** Aim of the exercise **
Copy every line that holds "provide".

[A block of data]
-- -- --

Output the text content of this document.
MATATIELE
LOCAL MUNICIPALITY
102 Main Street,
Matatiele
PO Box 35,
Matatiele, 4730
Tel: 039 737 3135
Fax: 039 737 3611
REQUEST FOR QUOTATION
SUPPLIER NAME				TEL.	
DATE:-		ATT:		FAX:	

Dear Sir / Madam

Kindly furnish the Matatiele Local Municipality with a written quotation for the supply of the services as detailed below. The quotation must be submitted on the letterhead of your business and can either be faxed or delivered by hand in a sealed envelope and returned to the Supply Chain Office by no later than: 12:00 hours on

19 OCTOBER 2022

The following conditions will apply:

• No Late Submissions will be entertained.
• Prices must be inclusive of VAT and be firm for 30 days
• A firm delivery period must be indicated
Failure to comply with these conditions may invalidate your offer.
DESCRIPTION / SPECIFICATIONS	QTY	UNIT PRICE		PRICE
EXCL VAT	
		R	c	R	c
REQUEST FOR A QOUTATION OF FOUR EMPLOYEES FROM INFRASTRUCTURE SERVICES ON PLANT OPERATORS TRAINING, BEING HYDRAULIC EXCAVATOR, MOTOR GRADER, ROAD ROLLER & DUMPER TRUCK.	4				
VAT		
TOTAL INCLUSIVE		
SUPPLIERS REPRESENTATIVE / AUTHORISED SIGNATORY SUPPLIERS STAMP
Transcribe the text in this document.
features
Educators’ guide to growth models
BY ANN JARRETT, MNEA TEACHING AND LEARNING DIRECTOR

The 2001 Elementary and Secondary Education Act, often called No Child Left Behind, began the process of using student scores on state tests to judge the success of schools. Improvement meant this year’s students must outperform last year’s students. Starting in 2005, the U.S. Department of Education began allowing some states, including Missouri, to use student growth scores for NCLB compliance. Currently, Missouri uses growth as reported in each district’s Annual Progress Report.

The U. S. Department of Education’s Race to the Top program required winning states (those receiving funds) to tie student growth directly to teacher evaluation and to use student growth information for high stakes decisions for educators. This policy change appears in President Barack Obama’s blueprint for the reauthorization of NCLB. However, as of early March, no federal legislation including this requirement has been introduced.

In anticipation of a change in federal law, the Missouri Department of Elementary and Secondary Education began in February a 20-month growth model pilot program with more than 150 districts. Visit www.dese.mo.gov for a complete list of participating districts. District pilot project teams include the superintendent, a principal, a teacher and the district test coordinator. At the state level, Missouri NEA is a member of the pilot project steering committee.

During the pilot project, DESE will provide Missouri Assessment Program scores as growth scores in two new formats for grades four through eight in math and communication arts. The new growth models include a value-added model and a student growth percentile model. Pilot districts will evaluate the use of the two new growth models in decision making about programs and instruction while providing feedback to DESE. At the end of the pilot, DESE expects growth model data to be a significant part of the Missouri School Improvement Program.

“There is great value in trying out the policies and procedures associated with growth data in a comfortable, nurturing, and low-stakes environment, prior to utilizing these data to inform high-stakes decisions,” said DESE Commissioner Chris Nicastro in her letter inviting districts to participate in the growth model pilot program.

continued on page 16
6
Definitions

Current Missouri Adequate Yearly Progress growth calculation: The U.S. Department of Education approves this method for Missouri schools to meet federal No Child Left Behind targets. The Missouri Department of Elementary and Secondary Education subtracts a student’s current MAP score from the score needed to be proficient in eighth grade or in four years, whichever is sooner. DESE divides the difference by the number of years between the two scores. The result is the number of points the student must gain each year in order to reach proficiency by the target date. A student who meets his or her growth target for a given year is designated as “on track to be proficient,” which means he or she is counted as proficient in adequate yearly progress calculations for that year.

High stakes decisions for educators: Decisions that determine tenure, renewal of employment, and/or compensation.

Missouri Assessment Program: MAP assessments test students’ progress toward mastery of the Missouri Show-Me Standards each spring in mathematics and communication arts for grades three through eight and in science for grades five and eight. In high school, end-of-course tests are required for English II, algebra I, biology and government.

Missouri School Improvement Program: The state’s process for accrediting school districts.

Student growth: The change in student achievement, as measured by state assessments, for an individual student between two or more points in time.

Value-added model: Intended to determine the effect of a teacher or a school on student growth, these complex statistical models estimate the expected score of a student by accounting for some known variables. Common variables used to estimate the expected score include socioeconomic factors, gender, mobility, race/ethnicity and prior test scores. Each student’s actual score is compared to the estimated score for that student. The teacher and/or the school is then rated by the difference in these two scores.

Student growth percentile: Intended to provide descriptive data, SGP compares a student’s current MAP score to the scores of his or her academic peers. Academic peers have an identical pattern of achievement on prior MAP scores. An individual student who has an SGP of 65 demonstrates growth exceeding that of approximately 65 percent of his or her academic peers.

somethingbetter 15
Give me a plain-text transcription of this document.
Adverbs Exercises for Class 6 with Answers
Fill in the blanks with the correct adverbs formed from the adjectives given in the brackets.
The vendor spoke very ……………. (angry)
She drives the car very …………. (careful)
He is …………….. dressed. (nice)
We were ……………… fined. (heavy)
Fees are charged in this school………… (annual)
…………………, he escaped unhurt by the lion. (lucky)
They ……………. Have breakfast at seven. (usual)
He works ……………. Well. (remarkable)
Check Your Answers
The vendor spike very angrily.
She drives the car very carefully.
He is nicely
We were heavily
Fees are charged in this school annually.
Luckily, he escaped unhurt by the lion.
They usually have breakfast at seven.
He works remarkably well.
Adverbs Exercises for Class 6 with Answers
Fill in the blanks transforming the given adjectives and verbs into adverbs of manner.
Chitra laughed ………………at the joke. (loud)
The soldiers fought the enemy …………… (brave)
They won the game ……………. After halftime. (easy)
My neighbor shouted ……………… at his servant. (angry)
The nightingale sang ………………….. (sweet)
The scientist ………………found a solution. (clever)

-- -- --

** Task response **
During the pilot project, DESE will provide Missouri Assessment Program scores as growth scores in two new formats for grades four through eight in math and communication arts. The new growth models include a value-added model and a student growth percentile model. Pilot districts will evaluate the use of the two new growth models in decision making about programs and instruction while providing feedback to DESE. At the end of the pilot, DESE expects growth model data to be a significant part of the Missouri School Improvement Program.
Student growth percentile: Intended to provide descriptive data, SGP compares a student’s current MAP score to the scores of his or her academic peers. Academic peers have an identical pattern of achievement on prior MAP scores. An individual student who has an SGP of 65 demonstrates growth exceeding that of approximately 65 percent of his or her academic peers.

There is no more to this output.